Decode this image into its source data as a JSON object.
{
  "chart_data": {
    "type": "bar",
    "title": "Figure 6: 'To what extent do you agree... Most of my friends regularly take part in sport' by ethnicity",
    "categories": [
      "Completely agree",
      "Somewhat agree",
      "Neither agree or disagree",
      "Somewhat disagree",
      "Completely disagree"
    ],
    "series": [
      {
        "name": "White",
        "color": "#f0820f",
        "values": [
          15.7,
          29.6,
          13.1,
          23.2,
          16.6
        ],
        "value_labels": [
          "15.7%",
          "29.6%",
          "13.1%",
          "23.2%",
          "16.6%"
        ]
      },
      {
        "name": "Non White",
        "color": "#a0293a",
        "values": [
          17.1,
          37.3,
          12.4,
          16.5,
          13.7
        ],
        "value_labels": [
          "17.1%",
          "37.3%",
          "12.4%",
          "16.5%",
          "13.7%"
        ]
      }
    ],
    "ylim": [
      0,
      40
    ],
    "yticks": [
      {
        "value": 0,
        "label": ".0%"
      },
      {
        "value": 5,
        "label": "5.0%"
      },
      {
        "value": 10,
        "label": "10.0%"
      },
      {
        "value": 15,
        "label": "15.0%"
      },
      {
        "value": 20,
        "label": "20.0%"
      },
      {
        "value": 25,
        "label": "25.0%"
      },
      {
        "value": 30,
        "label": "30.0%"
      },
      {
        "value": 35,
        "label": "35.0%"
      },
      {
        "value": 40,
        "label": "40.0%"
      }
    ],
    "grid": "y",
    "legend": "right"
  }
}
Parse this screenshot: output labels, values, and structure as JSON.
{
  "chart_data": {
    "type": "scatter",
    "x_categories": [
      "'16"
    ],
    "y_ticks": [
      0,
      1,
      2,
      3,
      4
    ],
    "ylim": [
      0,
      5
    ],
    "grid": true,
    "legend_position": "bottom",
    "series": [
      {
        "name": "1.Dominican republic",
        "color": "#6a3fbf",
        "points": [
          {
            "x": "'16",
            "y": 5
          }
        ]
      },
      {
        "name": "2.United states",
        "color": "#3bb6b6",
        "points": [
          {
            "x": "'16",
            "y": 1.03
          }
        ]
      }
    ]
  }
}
——
- _PROBLEM REQUIREMENTS_: Copy out all of the records shown above exactly.

- _COMPLETE ANSWER_:
Decode this image into its source data as a JSON object.
{
  "chart_data": {
    "type": "bar",
    "title": "Figure 6: 'To what extent do you agree... Most of my friends regularly take part in sport' by ethnicity",
    "categories": [
      "Completely agree",
      "Somewhat agree",
      "Neither agree or disagree",
      "Somewhat disagree",
      "Completely disagree"
    ],
    "series": [
      {
        "name": "White",
        "color": "#f0820f",
        "values": [
          15.7,
          29.6,
          13.1,
          23.2,
          16.6
        ],
        "value_labels": [
          "15.7%",
          "29.6%",
          "13.1%",
          "23.2%",
          "16.6%"
        ]
      },
      {
        "name": "Non White",
        "color": "#a0293a",
        "values": [
          17.1,
          37.3,
          12.4,
          16.5,
          13.7
        ],
        "value_labels": [
          "17.1%",
          "37.3%",
          "12.4%",
          "16.5%",
          "13.7%"
        ]
      }
    ],
    "ylim": [
      0,
      40
    ],
    "yticks": [
      {
        "value": 0,
        "label": ".0%"
      },
      {
        "value": 5,
        "label": "5.0%"
      },
      {
        "value": 10,
        "label": "10.0%"
      },
      {
        "value": 15,
        "label": "15.0%"
      },
      {
        "value": 20,
        "label": "20.0%"
      },
      {
        "value": 25,
        "label": "25.0%"
      },
      {
        "value": 30,
        "label": "30.0%"
      },
      {
        "value": 35,
        "label": "35.0%"
      },
      {
        "value": 40,
        "label": "40.0%"
      }
    ],
    "grid": "y",
    "legend": "right"
  }
}
Parse this screenshot: output labels, values, and structure as JSON.
{
  "chart_data": {
    "type": "scatter",
    "x_categories": [
      "'16"
    ],
    "y_ticks": [
      0,
      1,
      2,
      3,
      4
    ],
    "ylim": [
      0,
      5
    ],
    "grid": true,
    "legend_position": "bottom",
    "series": [
      {
        "name": "1.Dominican republic",
        "color": "#6a3fbf",
        "points": [
          {
            "x": "'16",
            "y": 5
          }
        ]
      },
      {
        "name": "2.United states",
        "color": "#3bb6b6",
        "points": [
          {
            "x": "'16",
            "y": 1.03
          }
        ]
      }
    ]
  }
}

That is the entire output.